# start of GIVEN INFORMATION

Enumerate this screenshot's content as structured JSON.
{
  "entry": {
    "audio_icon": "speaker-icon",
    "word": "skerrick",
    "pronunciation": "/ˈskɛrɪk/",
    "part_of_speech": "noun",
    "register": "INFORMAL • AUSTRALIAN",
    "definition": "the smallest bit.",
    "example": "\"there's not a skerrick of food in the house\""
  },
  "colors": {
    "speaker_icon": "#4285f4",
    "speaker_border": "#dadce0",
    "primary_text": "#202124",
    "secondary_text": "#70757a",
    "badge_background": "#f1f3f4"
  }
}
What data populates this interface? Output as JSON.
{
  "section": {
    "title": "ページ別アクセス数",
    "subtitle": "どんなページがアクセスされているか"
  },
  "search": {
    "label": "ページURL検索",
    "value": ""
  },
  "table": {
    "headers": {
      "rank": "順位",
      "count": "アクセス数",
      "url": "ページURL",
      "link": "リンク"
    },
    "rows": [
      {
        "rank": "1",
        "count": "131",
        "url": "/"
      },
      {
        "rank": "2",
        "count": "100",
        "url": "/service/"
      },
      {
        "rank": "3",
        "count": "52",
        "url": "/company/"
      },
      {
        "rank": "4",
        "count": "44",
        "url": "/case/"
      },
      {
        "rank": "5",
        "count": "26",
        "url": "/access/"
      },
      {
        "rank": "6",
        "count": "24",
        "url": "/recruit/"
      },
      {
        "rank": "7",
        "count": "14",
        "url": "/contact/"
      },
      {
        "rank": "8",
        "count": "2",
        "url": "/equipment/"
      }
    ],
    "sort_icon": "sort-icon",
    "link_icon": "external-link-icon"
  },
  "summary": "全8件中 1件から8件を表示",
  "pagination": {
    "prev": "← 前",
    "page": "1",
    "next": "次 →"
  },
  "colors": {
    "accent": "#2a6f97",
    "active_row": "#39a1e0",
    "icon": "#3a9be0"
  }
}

# end of GIVEN INFORMATION

**WORK TO COMPLETE**:
Write an exact transcription of every entry above.

**COMPLETED EXERCISE**:
Enumerate this screenshot's content as structured JSON.
{
  "entry": {
    "audio_icon": "speaker-icon",
    "word": "skerrick",
    "pronunciation": "/ˈskɛrɪk/",
    "part_of_speech": "noun",
    "register": "INFORMAL • AUSTRALIAN",
    "definition": "the smallest bit.",
    "example": "\"there's not a skerrick of food in the house\""
  },
  "colors": {
    "speaker_icon": "#4285f4",
    "speaker_border": "#dadce0",
    "primary_text": "#202124",
    "secondary_text": "#70757a",
    "badge_background": "#f1f3f4"
  }
}
What data populates this interface? Output as JSON.
{
  "section": {
    "title": "ページ別アクセス数",
    "subtitle": "どんなページがアクセスされているか"
  },
  "search": {
    "label": "ページURL検索",
    "value": ""
  },
  "table": {
    "headers": {
      "rank": "順位",
      "count": "アクセス数",
      "url": "ページURL",
      "link": "リンク"
    },
    "rows": [
      {
        "rank": "1",
        "count": "131",
        "url": "/"
      },
      {
        "rank": "2",
        "count": "100",
        "url": "/service/"
      },
      {
        "rank": "3",
        "count": "52",
        "url": "/company/"
      },
      {
        "rank": "4",
        "count": "44",
        "url": "/case/"
      },
      {
        "rank": "5",
        "count": "26",
        "url": "/access/"
      },
      {
        "rank": "6",
        "count": "24",
        "url": "/recruit/"
      },
      {
        "rank": "7",
        "count": "14",
        "url": "/contact/"
      },
      {
        "rank": "8",
        "count": "2",
        "url": "/equipment/"
      }
    ],
    "sort_icon": "sort-icon",
    "link_icon": "external-link-icon"
  },
  "summary": "全8件中 1件から8件を表示",
  "pagination": {
    "prev": "← 前",
    "page": "1",
    "next": "次 →"
  },
  "colors": {
    "accent": "#2a6f97",
    "active_row": "#39a1e0",
    "icon": "#3a9be0"
  }
}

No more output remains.